__Goal__:
Pick out the lines containing "MPPT".

__Records for the task__:
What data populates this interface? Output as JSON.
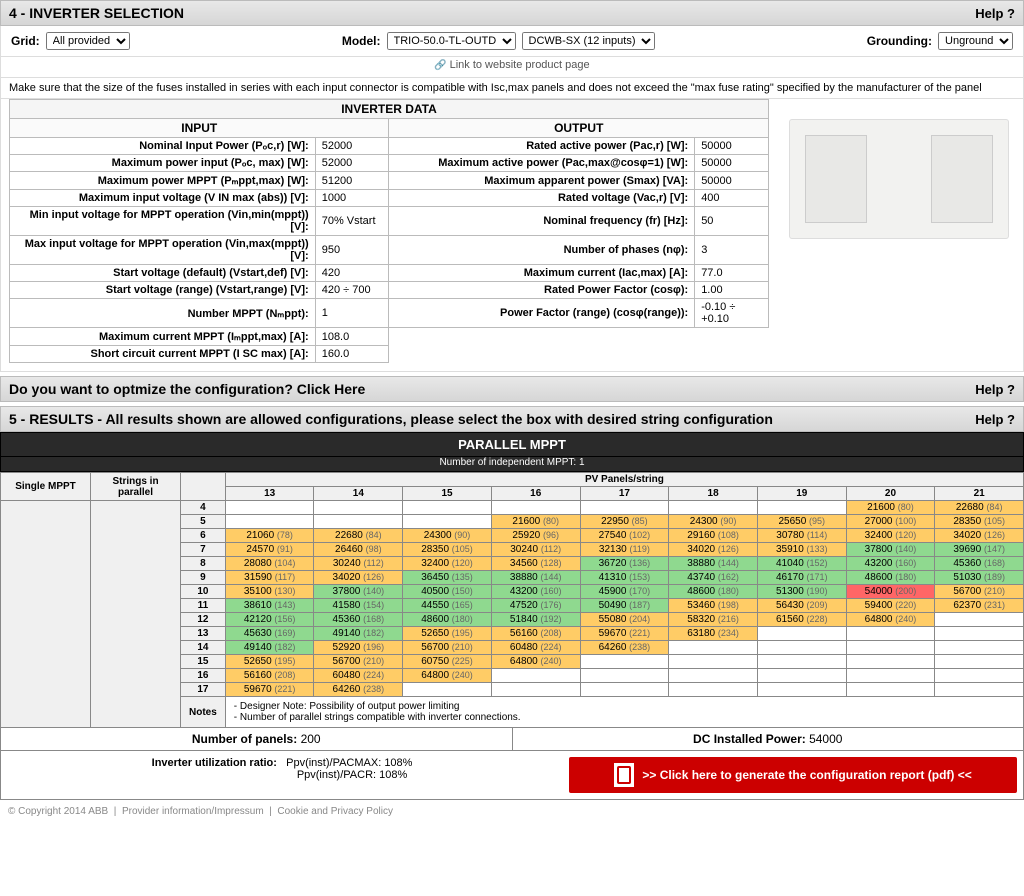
{
  "section4": {
    "title": "4 - INVERTER SELECTION",
    "help": "Help ?",
    "grid_label": "Grid:",
    "grid_value": "All provided",
    "model_label": "Model:",
    "model_value": "TRIO-50.0-TL-OUTD",
    "variant_value": "DCWB-SX (12 inputs)",
    "grounding_label": "Grounding:",
    "grounding_value": "Unground",
    "link_text": "Link to website product page",
    "fuse_note": "Make sure that the size of the fuses installed in series with each input connector is compatible with Isc,max panels and does not exceed the \"max fuse rating\" specified by the manufacturer of the panel"
  },
  "inverter_data": {
    "title": "INVERTER DATA",
    "input_head": "INPUT",
    "output_head": "OUTPUT",
    "input": [
      {
        "label": "Nominal Input Power (Pₒc,r) [W]:",
        "value": "52000"
      },
      {
        "label": "Maximum power input (Pₒc, max) [W]:",
        "value": "52000"
      },
      {
        "label": "Maximum power MPPT (Pₘppt,max) [W]:",
        "value": "51200"
      },
      {
        "label": "Maximum input voltage (V IN max (abs)) [V]:",
        "value": "1000"
      },
      {
        "label": "Min input voltage for MPPT operation (Vin,min(mppt)) [V]:",
        "value": "70% Vstart"
      },
      {
        "label": "Max input voltage for MPPT operation (Vin,max(mppt)) [V]:",
        "value": "950"
      },
      {
        "label": "Start voltage (default) (Vstart,def) [V]:",
        "value": "420"
      },
      {
        "label": "Start voltage (range) (Vstart,range) [V]:",
        "value": "420 ÷ 700"
      },
      {
        "label": "Number MPPT (Nₘppt):",
        "value": "1"
      },
      {
        "label": "Maximum current MPPT (Iₘppt,max) [A]:",
        "value": "108.0"
      },
      {
        "label": "Short circuit current MPPT (I SC max) [A]:",
        "value": "160.0"
      }
    ],
    "output": [
      {
        "label": "Rated active power (Pac,r) [W]:",
        "value": "50000"
      },
      {
        "label": "Maximum active power (Pac,max@cosφ=1) [W]:",
        "value": "50000"
      },
      {
        "label": "Maximum apparent power (Smax) [VA]:",
        "value": "50000"
      },
      {
        "label": "Rated voltage (Vac,r) [V]:",
        "value": "400"
      },
      {
        "label": "Nominal frequency (fr) [Hz]:",
        "value": "50"
      },
      {
        "label": "Number of phases (nφ):",
        "value": "3"
      },
      {
        "label": "Maximum current (Iac,max) [A]:",
        "value": "77.0"
      },
      {
        "label": "Rated Power Factor (cosφ):",
        "value": "1.00"
      },
      {
        "label": "Power Factor (range) (cosφ(range)):",
        "value": "-0.10 ÷ +0.10"
      }
    ]
  },
  "optimize": {
    "text": "Do you want to optmize the configuration? Click Here",
    "help": "Help ?"
  },
  "section5": {
    "title": "5 - RESULTS - All results shown are allowed configurations, please select the box with desired string configuration",
    "help": "Help ?",
    "parallel_title": "PARALLEL MPPT",
    "parallel_sub": "Number of independent MPPT: 1",
    "col_header": "PV Panels/string",
    "row_header": "Strings in parallel",
    "side_label": "Single MPPT",
    "columns": [
      "13",
      "14",
      "15",
      "16",
      "17",
      "18",
      "19",
      "20",
      "21"
    ],
    "rows": [
      {
        "n": "4",
        "cells": [
          null,
          null,
          null,
          null,
          null,
          null,
          null,
          {
            "v": "21600",
            "p": "80",
            "c": "o"
          },
          {
            "v": "22680",
            "p": "84",
            "c": "o"
          }
        ]
      },
      {
        "n": "5",
        "cells": [
          null,
          null,
          null,
          {
            "v": "21600",
            "p": "80",
            "c": "o"
          },
          {
            "v": "22950",
            "p": "85",
            "c": "o"
          },
          {
            "v": "24300",
            "p": "90",
            "c": "o"
          },
          {
            "v": "25650",
            "p": "95",
            "c": "o"
          },
          {
            "v": "27000",
            "p": "100",
            "c": "o"
          },
          {
            "v": "28350",
            "p": "105",
            "c": "o"
          }
        ]
      },
      {
        "n": "6",
        "cells": [
          {
            "v": "21060",
            "p": "78",
            "c": "o"
          },
          {
            "v": "22680",
            "p": "84",
            "c": "o"
          },
          {
            "v": "24300",
            "p": "90",
            "c": "o"
          },
          {
            "v": "25920",
            "p": "96",
            "c": "o"
          },
          {
            "v": "27540",
            "p": "102",
            "c": "o"
          },
          {
            "v": "29160",
            "p": "108",
            "c": "o"
          },
          {
            "v": "30780",
            "p": "114",
            "c": "o"
          },
          {
            "v": "32400",
            "p": "120",
            "c": "o"
          },
          {
            "v": "34020",
            "p": "126",
            "c": "o"
          }
        ]
      },
      {
        "n": "7",
        "cells": [
          {
            "v": "24570",
            "p": "91",
            "c": "o"
          },
          {
            "v": "26460",
            "p": "98",
            "c": "o"
          },
          {
            "v": "28350",
            "p": "105",
            "c": "o"
          },
          {
            "v": "30240",
            "p": "112",
            "c": "o"
          },
          {
            "v": "32130",
            "p": "119",
            "c": "o"
          },
          {
            "v": "34020",
            "p": "126",
            "c": "o"
          },
          {
            "v": "35910",
            "p": "133",
            "c": "o"
          },
          {
            "v": "37800",
            "p": "140",
            "c": "g"
          },
          {
            "v": "39690",
            "p": "147",
            "c": "g"
          }
        ]
      },
      {
        "n": "8",
        "cells": [
          {
            "v": "28080",
            "p": "104",
            "c": "o"
          },
          {
            "v": "30240",
            "p": "112",
            "c": "o"
          },
          {
            "v": "32400",
            "p": "120",
            "c": "o"
          },
          {
            "v": "34560",
            "p": "128",
            "c": "o"
          },
          {
            "v": "36720",
            "p": "136",
            "c": "g"
          },
          {
            "v": "38880",
            "p": "144",
            "c": "g"
          },
          {
            "v": "41040",
            "p": "152",
            "c": "g"
          },
          {
            "v": "43200",
            "p": "160",
            "c": "g"
          },
          {
            "v": "45360",
            "p": "168",
            "c": "g"
          }
        ]
      },
      {
        "n": "9",
        "cells": [
          {
            "v": "31590",
            "p": "117",
            "c": "o"
          },
          {
            "v": "34020",
            "p": "126",
            "c": "o"
          },
          {
            "v": "36450",
            "p": "135",
            "c": "g"
          },
          {
            "v": "38880",
            "p": "144",
            "c": "g"
          },
          {
            "v": "41310",
            "p": "153",
            "c": "g"
          },
          {
            "v": "43740",
            "p": "162",
            "c": "g"
          },
          {
            "v": "46170",
            "p": "171",
            "c": "g"
          },
          {
            "v": "48600",
            "p": "180",
            "c": "g"
          },
          {
            "v": "51030",
            "p": "189",
            "c": "g"
          }
        ]
      },
      {
        "n": "10",
        "cells": [
          {
            "v": "35100",
            "p": "130",
            "c": "o"
          },
          {
            "v": "37800",
            "p": "140",
            "c": "g"
          },
          {
            "v": "40500",
            "p": "150",
            "c": "g"
          },
          {
            "v": "43200",
            "p": "160",
            "c": "g"
          },
          {
            "v": "45900",
            "p": "170",
            "c": "g"
          },
          {
            "v": "48600",
            "p": "180",
            "c": "g"
          },
          {
            "v": "51300",
            "p": "190",
            "c": "g"
          },
          {
            "v": "54000",
            "p": "200",
            "c": "r"
          },
          {
            "v": "56700",
            "p": "210",
            "c": "o"
          }
        ]
      },
      {
        "n": "11",
        "cells": [
          {
            "v": "38610",
            "p": "143",
            "c": "g"
          },
          {
            "v": "41580",
            "p": "154",
            "c": "g"
          },
          {
            "v": "44550",
            "p": "165",
            "c": "g"
          },
          {
            "v": "47520",
            "p": "176",
            "c": "g"
          },
          {
            "v": "50490",
            "p": "187",
            "c": "g"
          },
          {
            "v": "53460",
            "p": "198",
            "c": "o"
          },
          {
            "v": "56430",
            "p": "209",
            "c": "o"
          },
          {
            "v": "59400",
            "p": "220",
            "c": "o"
          },
          {
            "v": "62370",
            "p": "231",
            "c": "o"
          }
        ]
      },
      {
        "n": "12",
        "cells": [
          {
            "v": "42120",
            "p": "156",
            "c": "g"
          },
          {
            "v": "45360",
            "p": "168",
            "c": "g"
          },
          {
            "v": "48600",
            "p": "180",
            "c": "g"
          },
          {
            "v": "51840",
            "p": "192",
            "c": "g"
          },
          {
            "v": "55080",
            "p": "204",
            "c": "o"
          },
          {
            "v": "58320",
            "p": "216",
            "c": "o"
          },
          {
            "v": "61560",
            "p": "228",
            "c": "o"
          },
          {
            "v": "64800",
            "p": "240",
            "c": "o"
          },
          null
        ]
      },
      {
        "n": "13",
        "cells": [
          {
            "v": "45630",
            "p": "169",
            "c": "g"
          },
          {
            "v": "49140",
            "p": "182",
            "c": "g"
          },
          {
            "v": "52650",
            "p": "195",
            "c": "o"
          },
          {
            "v": "56160",
            "p": "208",
            "c": "o"
          },
          {
            "v": "59670",
            "p": "221",
            "c": "o"
          },
          {
            "v": "63180",
            "p": "234",
            "c": "o"
          },
          null,
          null,
          null
        ]
      },
      {
        "n": "14",
        "cells": [
          {
            "v": "49140",
            "p": "182",
            "c": "g"
          },
          {
            "v": "52920",
            "p": "196",
            "c": "o"
          },
          {
            "v": "56700",
            "p": "210",
            "c": "o"
          },
          {
            "v": "60480",
            "p": "224",
            "c": "o"
          },
          {
            "v": "64260",
            "p": "238",
            "c": "o"
          },
          null,
          null,
          null,
          null
        ]
      },
      {
        "n": "15",
        "cells": [
          {
            "v": "52650",
            "p": "195",
            "c": "o"
          },
          {
            "v": "56700",
            "p": "210",
            "c": "o"
          },
          {
            "v": "60750",
            "p": "225",
            "c": "o"
          },
          {
            "v": "64800",
            "p": "240",
            "c": "o"
          },
          null,
          null,
          null,
          null,
          null
        ]
      },
      {
        "n": "16",
        "cells": [
          {
            "v": "56160",
            "p": "208",
            "c": "o"
          },
          {
            "v": "60480",
            "p": "224",
            "c": "o"
          },
          {
            "v": "64800",
            "p": "240",
            "c": "o"
          },
          null,
          null,
          null,
          null,
          null,
          null
        ]
      },
      {
        "n": "17",
        "cells": [
          {
            "v": "59670",
            "p": "221",
            "c": "o"
          },
          {
            "v": "64260",
            "p": "238",
            "c": "o"
          },
          null,
          null,
          null,
          null,
          null,
          null,
          null
        ]
      }
    ],
    "notes_label": "Notes",
    "notes": "- Designer Note: Possibility of output power limiting\n- Number of parallel strings compatible with inverter connections.",
    "num_panels_label": "Number of panels:",
    "num_panels": "200",
    "dc_power_label": "DC Installed Power:",
    "dc_power": "54000",
    "util_label": "Inverter utilization ratio:",
    "util1": "Ppv(inst)/PACMAX: 108%",
    "util2": "Ppv(inst)/PACR: 108%",
    "pdf_button": ">> Click here to generate the configuration report (pdf) <<"
  },
  "footer": {
    "copyright": "© Copyright 2014 ABB",
    "links": [
      "Provider information/Impressum",
      "Cookie and Privacy Policy"
    ]
  }
}
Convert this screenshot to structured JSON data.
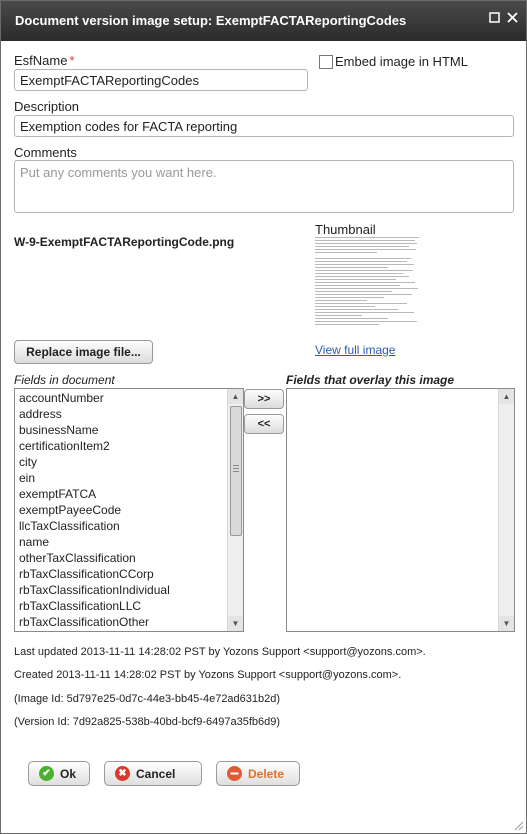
{
  "window": {
    "title": "Document version image setup: ExemptFACTAReportingCodes"
  },
  "form": {
    "esfname_label": "EsfName",
    "esfname_required": "*",
    "esfname_value": "ExemptFACTAReportingCodes",
    "embed_label": "Embed image in HTML",
    "embed_checked": false,
    "description_label": "Description",
    "description_value": "Exemption codes for FACTA reporting",
    "comments_label": "Comments",
    "comments_placeholder": "Put any comments you want here."
  },
  "image": {
    "filename": "W-9-ExemptFACTAReportingCode.png",
    "thumbnail_label": "Thumbnail",
    "view_link": "View full image",
    "replace_button": "Replace image file..."
  },
  "fields": {
    "left_label": "Fields in document",
    "right_label": "Fields that overlay this image",
    "move_right": ">>",
    "move_left": "<<",
    "document_fields": [
      "accountNumber",
      "address",
      "businessName",
      "certificationItem2",
      "city",
      "ein",
      "exemptFATCA",
      "exemptPayeeCode",
      "llcTaxClassification",
      "name",
      "otherTaxClassification",
      "rbTaxClassificationCCorp",
      "rbTaxClassificationIndividual",
      "rbTaxClassificationLLC",
      "rbTaxClassificationOther"
    ],
    "overlay_fields": []
  },
  "meta": {
    "last_updated": "Last updated 2013-11-11 14:28:02 PST by Yozons Support <support@yozons.com>.",
    "created": "Created 2013-11-11 14:28:02 PST by Yozons Support <support@yozons.com>.",
    "image_id": "(Image Id: 5d797e25-0d7c-44e3-bb45-4e72ad631b2d)",
    "version_id": "(Version Id: 7d92a825-538b-40bd-bcf9-6497a35fb6d9)"
  },
  "buttons": {
    "ok": "Ok",
    "cancel": "Cancel",
    "delete": "Delete"
  },
  "colors": {
    "ok_icon": "#4caf2e",
    "cancel_icon": "#d93a2e",
    "delete_icon": "#e05a35",
    "delete_text": "#e0732c",
    "link": "#2a5db0"
  }
}
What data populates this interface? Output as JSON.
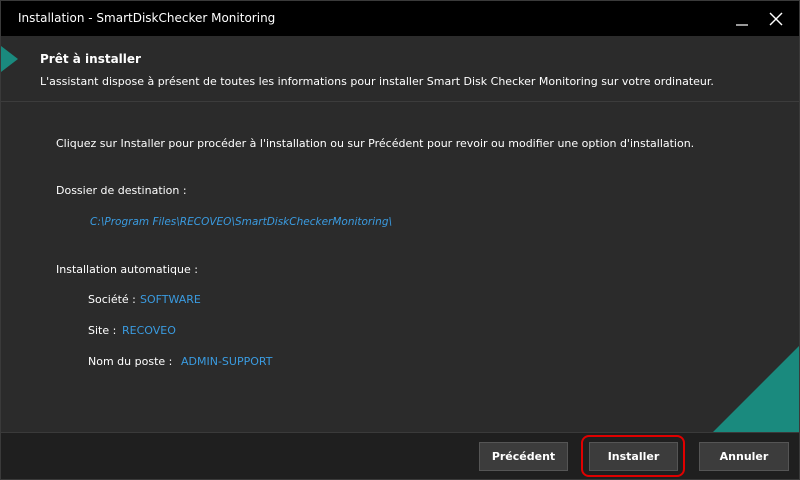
{
  "window": {
    "title": "Installation - SmartDiskChecker Monitoring"
  },
  "header": {
    "title": "Prêt à installer",
    "subtitle": "L'assistant dispose à présent de toutes les informations pour installer Smart Disk Checker Monitoring sur votre ordinateur."
  },
  "body": {
    "intro": "Cliquez sur Installer pour procéder à l'installation ou sur Précédent pour revoir ou modifier une option d'installation.",
    "dest_label": "Dossier de destination :",
    "dest_path": "C:\\Program Files\\RECOVEO\\SmartDiskCheckerMonitoring\\",
    "auto_label": "Installation automatique :",
    "fields": [
      {
        "label": "Société :",
        "value": "SOFTWARE"
      },
      {
        "label": "Site :",
        "value": "RECOVEO"
      },
      {
        "label": "Nom du poste :",
        "value": "ADMIN-SUPPORT"
      }
    ]
  },
  "footer": {
    "back_label": "Précédent",
    "install_label": "Installer",
    "cancel_label": "Annuler"
  },
  "colors": {
    "accent": "#1a8a7e",
    "link": "#3a9be0",
    "highlight": "#e00000"
  },
  "icons": [
    "minimize-icon",
    "close-icon",
    "header-arrow-icon"
  ]
}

__Exercise output__:
        "label": "Maximum power MPPT (Pₘppt,max) [W]:",
        "label": "Min input voltage for MPPT operation (Vin,min(mppt)) [V]:",
        "label": "Max input voltage for MPPT operation (Vin,max(mppt)) [V]:",
        "label": "Number MPPT (Nₘppt):",
        "label": "Maximum current MPPT (Iₘppt,max) [A]:",
        "label": "Short circuit current MPPT (I SC max) [A]:",
    "parallel_title": "PARALLEL MPPT",
    "parallel_sub": "Number of independent MPPT: 1",
    "side_label": "Single MPPT",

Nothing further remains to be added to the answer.